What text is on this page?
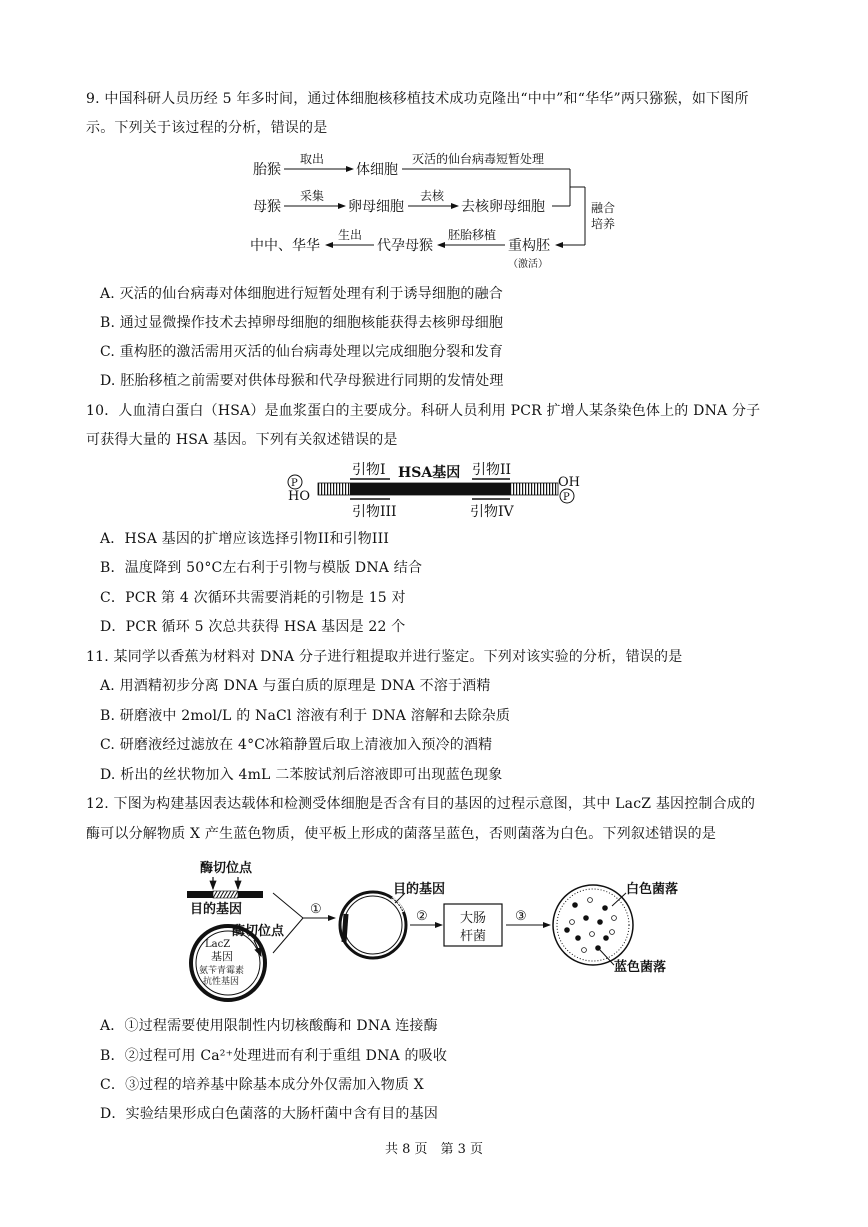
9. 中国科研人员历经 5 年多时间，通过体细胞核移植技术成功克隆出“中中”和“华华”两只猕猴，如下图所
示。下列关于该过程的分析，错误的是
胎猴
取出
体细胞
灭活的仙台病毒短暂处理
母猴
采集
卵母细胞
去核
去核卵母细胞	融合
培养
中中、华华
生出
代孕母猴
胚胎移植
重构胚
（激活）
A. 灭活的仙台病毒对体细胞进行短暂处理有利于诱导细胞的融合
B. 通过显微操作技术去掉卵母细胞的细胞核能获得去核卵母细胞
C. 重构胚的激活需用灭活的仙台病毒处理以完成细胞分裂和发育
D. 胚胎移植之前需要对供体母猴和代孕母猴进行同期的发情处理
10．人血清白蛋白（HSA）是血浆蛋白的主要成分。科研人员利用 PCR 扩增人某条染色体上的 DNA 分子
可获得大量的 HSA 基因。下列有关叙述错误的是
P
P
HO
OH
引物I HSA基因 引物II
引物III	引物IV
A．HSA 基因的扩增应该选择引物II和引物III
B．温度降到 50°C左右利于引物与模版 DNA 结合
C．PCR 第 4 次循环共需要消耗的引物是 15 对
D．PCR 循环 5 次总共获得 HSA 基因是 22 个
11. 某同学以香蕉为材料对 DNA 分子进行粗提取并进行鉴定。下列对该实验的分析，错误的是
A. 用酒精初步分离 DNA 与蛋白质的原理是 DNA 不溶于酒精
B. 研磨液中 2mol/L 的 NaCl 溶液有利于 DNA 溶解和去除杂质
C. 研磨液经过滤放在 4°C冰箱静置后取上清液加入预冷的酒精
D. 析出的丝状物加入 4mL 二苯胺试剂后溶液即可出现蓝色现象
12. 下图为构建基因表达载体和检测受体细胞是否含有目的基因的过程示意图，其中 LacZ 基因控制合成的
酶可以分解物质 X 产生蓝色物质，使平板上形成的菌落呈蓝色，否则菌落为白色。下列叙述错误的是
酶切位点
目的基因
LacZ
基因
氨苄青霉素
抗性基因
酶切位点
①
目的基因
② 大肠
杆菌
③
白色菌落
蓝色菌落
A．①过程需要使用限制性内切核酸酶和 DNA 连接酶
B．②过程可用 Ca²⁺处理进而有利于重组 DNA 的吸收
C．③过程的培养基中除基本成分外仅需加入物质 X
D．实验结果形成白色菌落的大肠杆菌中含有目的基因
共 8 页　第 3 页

——————

## What you need to do
Transcribe all of the entries word for word, but skip any pictures they contain.

## Written answer
What text is on this page?
9. 中国科研人员历经 5 年多时间，通过体细胞核移植技术成功克隆出“中中”和“华华”两只猕猴，如下图所
示。下列关于该过程的分析，错误的是
胎猴
取出
体细胞
灭活的仙台病毒短暂处理
母猴
采集
卵母细胞
去核
去核卵母细胞	融合
培养
中中、华华
生出
代孕母猴
胚胎移植
重构胚
（激活）
A. 灭活的仙台病毒对体细胞进行短暂处理有利于诱导细胞的融合
B. 通过显微操作技术去掉卵母细胞的细胞核能获得去核卵母细胞
C. 重构胚的激活需用灭活的仙台病毒处理以完成细胞分裂和发育
D. 胚胎移植之前需要对供体母猴和代孕母猴进行同期的发情处理
10．人血清白蛋白（HSA）是血浆蛋白的主要成分。科研人员利用 PCR 扩增人某条染色体上的 DNA 分子
可获得大量的 HSA 基因。下列有关叙述错误的是
P
P
HO
OH
引物I HSA基因 引物II
引物III	引物IV
A．HSA 基因的扩增应该选择引物II和引物III
B．温度降到 50°C左右利于引物与模版 DNA 结合
C．PCR 第 4 次循环共需要消耗的引物是 15 对
D．PCR 循环 5 次总共获得 HSA 基因是 22 个
11. 某同学以香蕉为材料对 DNA 分子进行粗提取并进行鉴定。下列对该实验的分析，错误的是
A. 用酒精初步分离 DNA 与蛋白质的原理是 DNA 不溶于酒精
B. 研磨液中 2mol/L 的 NaCl 溶液有利于 DNA 溶解和去除杂质
C. 研磨液经过滤放在 4°C冰箱静置后取上清液加入预冷的酒精
D. 析出的丝状物加入 4mL 二苯胺试剂后溶液即可出现蓝色现象
12. 下图为构建基因表达载体和检测受体细胞是否含有目的基因的过程示意图，其中 LacZ 基因控制合成的
酶可以分解物质 X 产生蓝色物质，使平板上形成的菌落呈蓝色，否则菌落为白色。下列叙述错误的是
酶切位点
目的基因
LacZ
基因
氨苄青霉素
抗性基因
酶切位点
①
目的基因
② 大肠
杆菌
③
白色菌落
蓝色菌落
A．①过程需要使用限制性内切核酸酶和 DNA 连接酶
B．②过程可用 Ca²⁺处理进而有利于重组 DNA 的吸收
C．③过程的培养基中除基本成分外仅需加入物质 X
D．实验结果形成白色菌落的大肠杆菌中含有目的基因
共 8 页　第 3 页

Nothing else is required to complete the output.